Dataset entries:
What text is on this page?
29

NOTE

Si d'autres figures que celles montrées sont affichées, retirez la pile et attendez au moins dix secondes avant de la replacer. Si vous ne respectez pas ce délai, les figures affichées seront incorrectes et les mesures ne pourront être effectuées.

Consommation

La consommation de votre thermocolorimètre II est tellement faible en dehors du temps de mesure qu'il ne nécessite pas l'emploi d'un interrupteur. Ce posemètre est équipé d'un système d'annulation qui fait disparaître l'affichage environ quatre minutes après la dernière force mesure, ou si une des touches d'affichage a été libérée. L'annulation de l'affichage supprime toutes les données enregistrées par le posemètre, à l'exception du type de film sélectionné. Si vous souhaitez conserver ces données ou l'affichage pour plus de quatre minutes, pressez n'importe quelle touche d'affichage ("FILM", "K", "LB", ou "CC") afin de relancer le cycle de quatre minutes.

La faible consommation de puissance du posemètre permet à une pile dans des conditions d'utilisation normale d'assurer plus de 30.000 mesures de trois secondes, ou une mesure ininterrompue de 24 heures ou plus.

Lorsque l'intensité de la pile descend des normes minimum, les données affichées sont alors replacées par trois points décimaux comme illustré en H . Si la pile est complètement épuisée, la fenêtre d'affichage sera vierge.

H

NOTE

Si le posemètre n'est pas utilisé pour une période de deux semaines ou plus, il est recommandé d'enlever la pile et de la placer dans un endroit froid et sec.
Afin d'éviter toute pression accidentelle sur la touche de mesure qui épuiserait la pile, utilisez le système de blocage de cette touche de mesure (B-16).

---

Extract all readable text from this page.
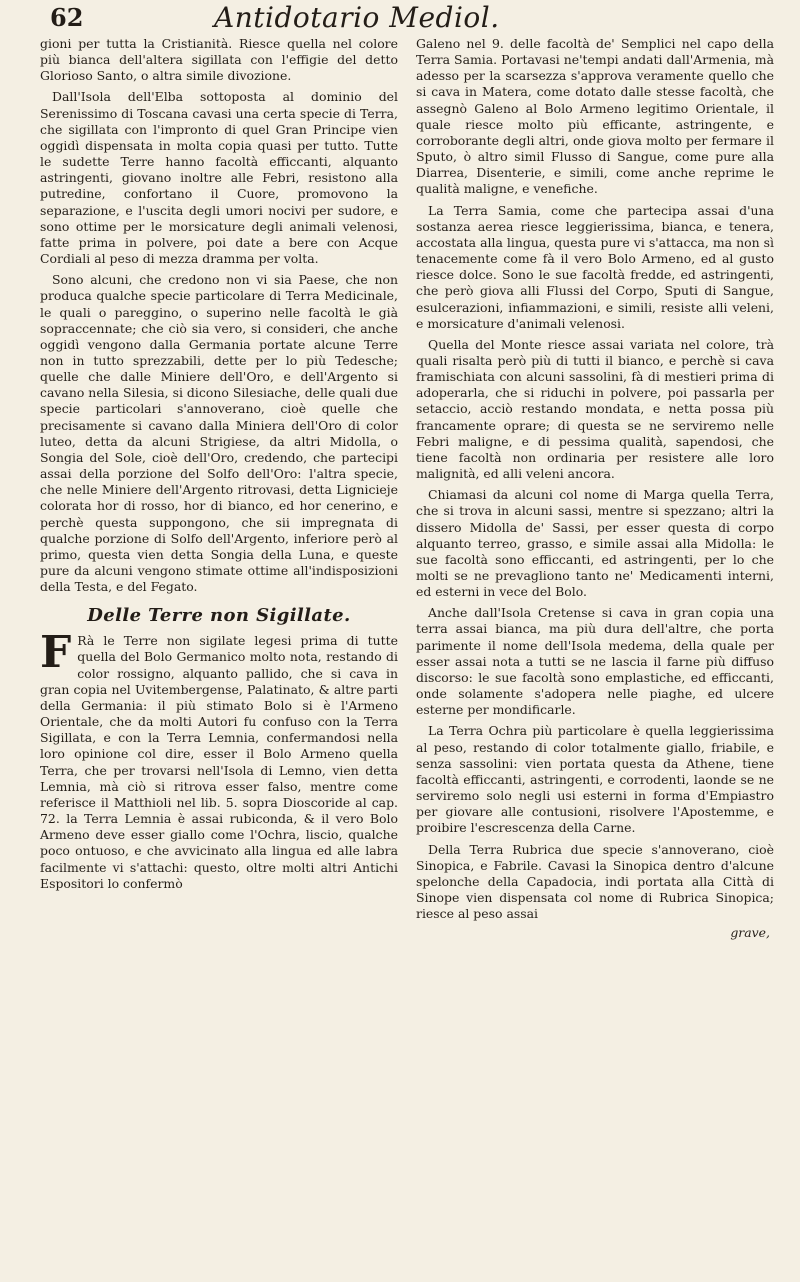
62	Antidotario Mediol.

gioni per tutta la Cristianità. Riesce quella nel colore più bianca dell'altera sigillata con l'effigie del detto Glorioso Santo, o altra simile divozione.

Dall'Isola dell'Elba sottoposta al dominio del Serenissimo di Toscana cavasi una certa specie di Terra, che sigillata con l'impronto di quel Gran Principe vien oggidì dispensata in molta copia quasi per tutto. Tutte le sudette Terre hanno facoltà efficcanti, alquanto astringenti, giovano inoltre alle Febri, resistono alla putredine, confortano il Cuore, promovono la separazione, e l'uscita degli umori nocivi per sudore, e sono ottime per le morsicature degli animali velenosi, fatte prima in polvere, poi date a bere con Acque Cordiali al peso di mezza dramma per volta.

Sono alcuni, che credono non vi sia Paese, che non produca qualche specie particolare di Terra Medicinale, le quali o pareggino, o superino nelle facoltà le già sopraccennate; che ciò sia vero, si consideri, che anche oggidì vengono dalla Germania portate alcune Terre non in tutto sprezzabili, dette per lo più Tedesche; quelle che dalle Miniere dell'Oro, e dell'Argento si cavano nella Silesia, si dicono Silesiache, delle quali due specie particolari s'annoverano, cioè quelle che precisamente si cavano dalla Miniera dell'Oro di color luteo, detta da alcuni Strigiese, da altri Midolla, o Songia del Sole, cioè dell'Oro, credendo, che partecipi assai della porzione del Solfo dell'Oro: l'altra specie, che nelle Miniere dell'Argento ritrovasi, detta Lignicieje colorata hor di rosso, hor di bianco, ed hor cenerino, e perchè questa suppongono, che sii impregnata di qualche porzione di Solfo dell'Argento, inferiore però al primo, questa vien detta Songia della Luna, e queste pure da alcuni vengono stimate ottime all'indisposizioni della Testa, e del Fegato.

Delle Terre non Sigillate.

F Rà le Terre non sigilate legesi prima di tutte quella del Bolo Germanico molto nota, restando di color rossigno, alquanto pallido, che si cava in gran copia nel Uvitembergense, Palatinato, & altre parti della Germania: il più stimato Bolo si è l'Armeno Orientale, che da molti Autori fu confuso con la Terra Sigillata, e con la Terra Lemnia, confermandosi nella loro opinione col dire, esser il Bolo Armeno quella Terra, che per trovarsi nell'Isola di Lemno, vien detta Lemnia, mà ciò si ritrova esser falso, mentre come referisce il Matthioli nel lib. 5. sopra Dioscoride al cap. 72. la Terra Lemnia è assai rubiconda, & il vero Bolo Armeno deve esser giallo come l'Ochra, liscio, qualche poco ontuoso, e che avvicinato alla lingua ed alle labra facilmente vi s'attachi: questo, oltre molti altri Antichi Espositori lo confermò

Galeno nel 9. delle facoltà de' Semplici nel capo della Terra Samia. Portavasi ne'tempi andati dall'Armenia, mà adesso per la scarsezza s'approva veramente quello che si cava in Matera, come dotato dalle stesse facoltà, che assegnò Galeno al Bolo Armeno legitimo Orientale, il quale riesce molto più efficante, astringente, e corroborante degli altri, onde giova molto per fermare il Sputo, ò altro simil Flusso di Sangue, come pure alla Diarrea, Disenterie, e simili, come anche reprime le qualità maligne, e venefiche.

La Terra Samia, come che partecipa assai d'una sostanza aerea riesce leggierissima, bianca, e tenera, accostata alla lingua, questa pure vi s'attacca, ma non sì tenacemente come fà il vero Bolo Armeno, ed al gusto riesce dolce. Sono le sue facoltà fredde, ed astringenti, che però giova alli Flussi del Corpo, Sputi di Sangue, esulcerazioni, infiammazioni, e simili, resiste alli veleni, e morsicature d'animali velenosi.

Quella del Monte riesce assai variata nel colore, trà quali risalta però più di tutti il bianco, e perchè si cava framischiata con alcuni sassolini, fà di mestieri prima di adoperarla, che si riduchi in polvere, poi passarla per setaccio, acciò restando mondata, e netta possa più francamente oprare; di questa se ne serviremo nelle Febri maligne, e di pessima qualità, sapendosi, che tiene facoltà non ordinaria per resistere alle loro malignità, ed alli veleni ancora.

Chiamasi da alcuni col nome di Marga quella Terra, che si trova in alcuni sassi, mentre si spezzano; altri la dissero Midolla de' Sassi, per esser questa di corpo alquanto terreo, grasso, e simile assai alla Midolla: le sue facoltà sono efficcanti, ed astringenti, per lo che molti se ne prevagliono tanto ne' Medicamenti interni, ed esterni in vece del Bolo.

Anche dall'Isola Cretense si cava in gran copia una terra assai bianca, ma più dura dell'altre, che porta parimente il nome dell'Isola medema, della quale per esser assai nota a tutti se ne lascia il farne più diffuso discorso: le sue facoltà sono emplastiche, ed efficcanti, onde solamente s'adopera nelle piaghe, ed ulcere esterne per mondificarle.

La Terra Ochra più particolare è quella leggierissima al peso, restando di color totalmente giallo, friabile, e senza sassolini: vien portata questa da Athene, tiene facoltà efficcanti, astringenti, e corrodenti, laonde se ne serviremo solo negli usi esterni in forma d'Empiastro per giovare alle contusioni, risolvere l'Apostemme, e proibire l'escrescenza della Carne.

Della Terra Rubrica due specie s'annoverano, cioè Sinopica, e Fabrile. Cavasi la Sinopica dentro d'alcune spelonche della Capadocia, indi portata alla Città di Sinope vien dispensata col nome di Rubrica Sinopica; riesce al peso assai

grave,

#### Instruction:
Note every line above where the string "affichage" shows up, and copy those lines.

#### The response:
La consommation de votre thermocolorimètre II est tellement faible en dehors du temps de mesure qu'il ne nécessite pas l'emploi d'un interrupteur. Ce posemètre est équipé d'un système d'annulation qui fait disparaître l'affichage environ quatre minutes après la dernière force mesure, ou si une des touches d'affichage a été libérée. L'annulation de l'affichage supprime toutes les données enregistrées par le posemètre, à l'exception du type de film sélectionné. Si vous souhaitez conserver ces données ou l'affichage pour plus de quatre minutes, pressez n'importe quelle touche d'affichage ("FILM", "K", "LB", ou "CC") afin de relancer le cycle de quatre minutes.
Lorsque l'intensité de la pile descend des normes minimum, les données affichées sont alors replacées par trois points décimaux comme illustré en H . Si la pile est complètement épuisée, la fenêtre d'affichage sera vierge.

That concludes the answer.